** OBJECTIVE **
Return each line of the records with nothing changed, pictures excepted.

Entries from a dataset:
#####

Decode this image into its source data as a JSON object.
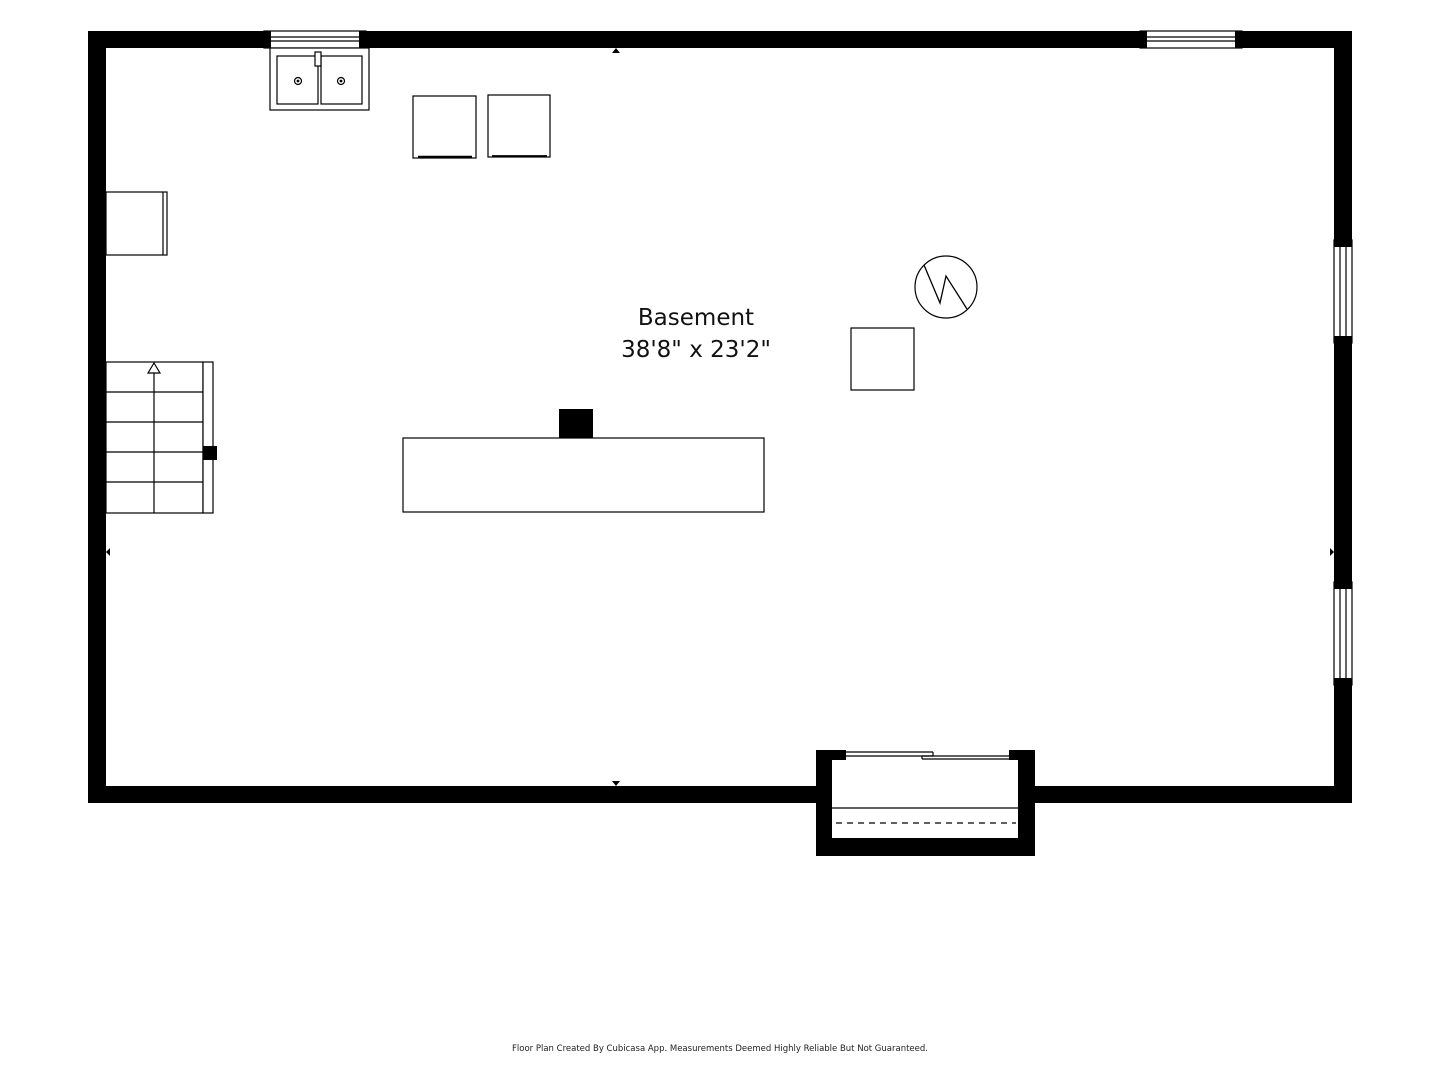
{
  "room": {
    "name": "Basement",
    "dimensions": "38'8\" x 23'2\""
  },
  "footer": {
    "text": "Floor Plan Created By Cubicasa App. Measurements Deemed Highly Reliable But Not Guaranteed."
  },
  "colors": {
    "wall": "#000000",
    "background": "#ffffff"
  },
  "icons": [
    "double-sink-icon",
    "water-heater-icon",
    "stairs-up-arrow-icon",
    "dimension-marker-icon"
  ]
}
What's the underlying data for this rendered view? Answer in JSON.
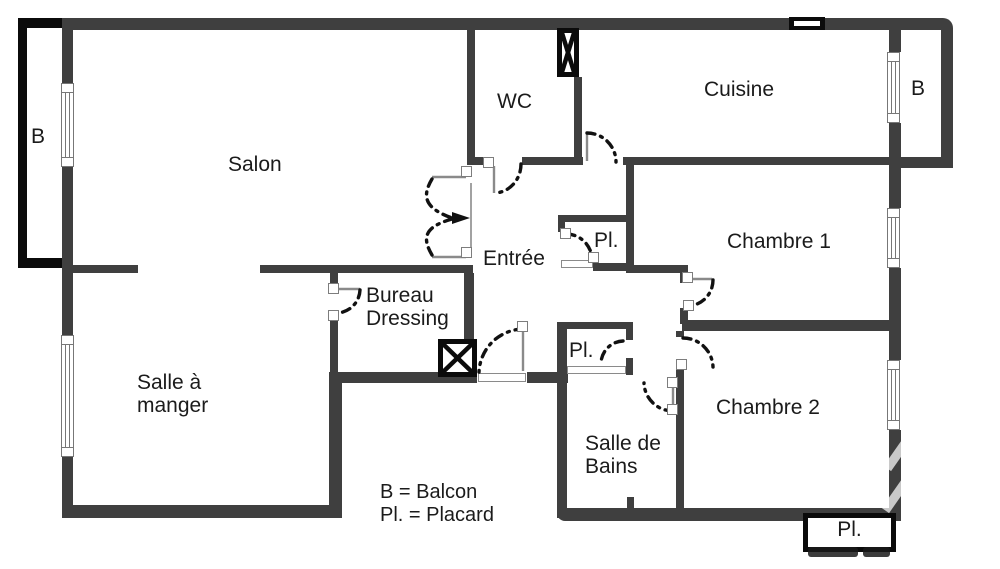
{
  "rooms": {
    "salon": "Salon",
    "wc": "WC",
    "cuisine": "Cuisine",
    "chambre1": "Chambre 1",
    "chambre2": "Chambre 2",
    "entree": "Entrée",
    "bureau_line1": "Bureau",
    "bureau_line2": "Dressing",
    "salle_a_manger_line1": "Salle à",
    "salle_a_manger_line2": "manger",
    "salle_de_bains_line1": "Salle de",
    "salle_de_bains_line2": "Bains"
  },
  "closets": {
    "hall": "Pl.",
    "bath": "Pl.",
    "chambre2": "Pl."
  },
  "balconies": {
    "left": "B",
    "right": "B"
  },
  "legend": {
    "line1": "B = Balcon",
    "line2": "Pl. = Placard"
  },
  "colors": {
    "wall": "#3f3f3f",
    "black_outline": "#0b0b0b",
    "thin_line": "#8a8a8a",
    "text": "#1b1b1b"
  }
}
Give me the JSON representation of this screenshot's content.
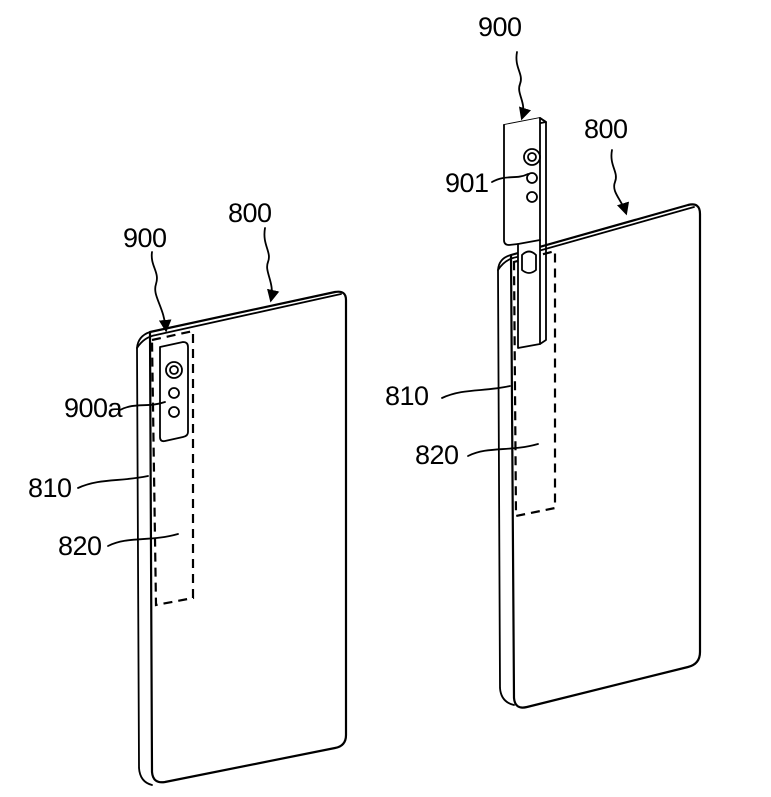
{
  "labels": {
    "left_device": "800",
    "left_module": "900",
    "left_module_window": "900a",
    "left_housing": "810",
    "left_slot": "820",
    "right_module": "900",
    "right_device": "800",
    "right_module_part": "901",
    "right_housing": "810",
    "right_slot": "820"
  }
}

#####

** TASK RESULT **
Decode this image into its source data as a JSON object.
{
  "room": {
    "name": "Basement",
    "dimensions": "38'8\" x 23'2\""
  },
  "footer": {
    "text": "Floor Plan Created By Cubicasa App. Measurements Deemed Highly Reliable But Not Guaranteed."
  },
  "colors": {
    "wall": "#000000",
    "background": "#ffffff"
  },
  "icons": [
    "double-sink-icon",
    "water-heater-icon",
    "stairs-up-arrow-icon",
    "dimension-marker-icon"
  ]
}
What's the underlying data for this rendered view? Answer in JSON.
{
  "rooms": {
    "salon": "Salon",
    "wc": "WC",
    "cuisine": "Cuisine",
    "chambre1": "Chambre 1",
    "chambre2": "Chambre 2",
    "entree": "Entrée",
    "bureau_line1": "Bureau",
    "bureau_line2": "Dressing",
    "salle_a_manger_line1": "Salle à",
    "salle_a_manger_line2": "manger",
    "salle_de_bains_line1": "Salle de",
    "salle_de_bains_line2": "Bains"
  },
  "closets": {
    "hall": "Pl.",
    "bath": "Pl.",
    "chambre2": "Pl."
  },
  "balconies": {
    "left": "B",
    "right": "B"
  },
  "legend": {
    "line1": "B = Balcon",
    "line2": "Pl. = Placard"
  },
  "colors": {
    "wall": "#3f3f3f",
    "black_outline": "#0b0b0b",
    "thin_line": "#8a8a8a",
    "text": "#1b1b1b"
  }
}
Give me the JSON representation of this screenshot's content.
{
  "labels": {
    "left_device": "800",
    "left_module": "900",
    "left_module_window": "900a",
    "left_housing": "810",
    "left_slot": "820",
    "right_module": "900",
    "right_device": "800",
    "right_module_part": "901",
    "right_housing": "810",
    "right_slot": "820"
  }
}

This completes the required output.